SHORT TASK
Reproduce the data exactly.

Data extracted from a collection
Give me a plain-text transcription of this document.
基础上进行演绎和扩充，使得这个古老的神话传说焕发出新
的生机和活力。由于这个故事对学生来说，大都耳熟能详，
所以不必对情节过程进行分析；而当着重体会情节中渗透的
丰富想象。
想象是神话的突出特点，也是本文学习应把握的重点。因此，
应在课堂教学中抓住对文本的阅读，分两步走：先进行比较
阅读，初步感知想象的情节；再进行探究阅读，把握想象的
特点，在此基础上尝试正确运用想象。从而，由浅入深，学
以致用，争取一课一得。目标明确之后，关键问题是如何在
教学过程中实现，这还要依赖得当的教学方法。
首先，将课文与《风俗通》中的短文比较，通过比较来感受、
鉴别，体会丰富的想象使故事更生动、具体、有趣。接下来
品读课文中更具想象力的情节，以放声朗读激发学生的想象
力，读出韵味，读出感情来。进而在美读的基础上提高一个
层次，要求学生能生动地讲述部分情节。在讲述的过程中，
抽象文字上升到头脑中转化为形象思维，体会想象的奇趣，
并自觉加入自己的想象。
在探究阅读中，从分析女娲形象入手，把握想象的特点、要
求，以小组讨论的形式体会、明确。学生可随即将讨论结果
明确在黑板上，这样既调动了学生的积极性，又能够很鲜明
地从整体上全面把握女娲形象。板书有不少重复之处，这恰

EXERCISE RESPONSE
Give me a plain-text transcription of this document.
基础上进行演绎和扩充，使得这个古老的神话传说焕发出新
的生机和活力。由于这个故事对学生来说，大都耳熟能详，
所以不必对情节过程进行分析；而当着重体会情节中渗透的
丰富想象。
想象是神话的突出特点，也是本文学习应把握的重点。因此，
应在课堂教学中抓住对文本的阅读，分两步走：先进行比较
阅读，初步感知想象的情节；再进行探究阅读，把握想象的
特点，在此基础上尝试正确运用想象。从而，由浅入深，学
以致用，争取一课一得。目标明确之后，关键问题是如何在
教学过程中实现，这还要依赖得当的教学方法。
首先，将课文与《风俗通》中的短文比较，通过比较来感受、
鉴别，体会丰富的想象使故事更生动、具体、有趣。接下来
品读课文中更具想象力的情节，以放声朗读激发学生的想象
力，读出韵味，读出感情来。进而在美读的基础上提高一个
层次，要求学生能生动地讲述部分情节。在讲述的过程中，
抽象文字上升到头脑中转化为形象思维，体会想象的奇趣，
并自觉加入自己的想象。
在探究阅读中，从分析女娲形象入手，把握想象的特点、要
求，以小组讨论的形式体会、明确。学生可随即将讨论结果
明确在黑板上，这样既调动了学生的积极性，又能够很鲜明
地从整体上全面把握女娲形象。板书有不少重复之处，这恰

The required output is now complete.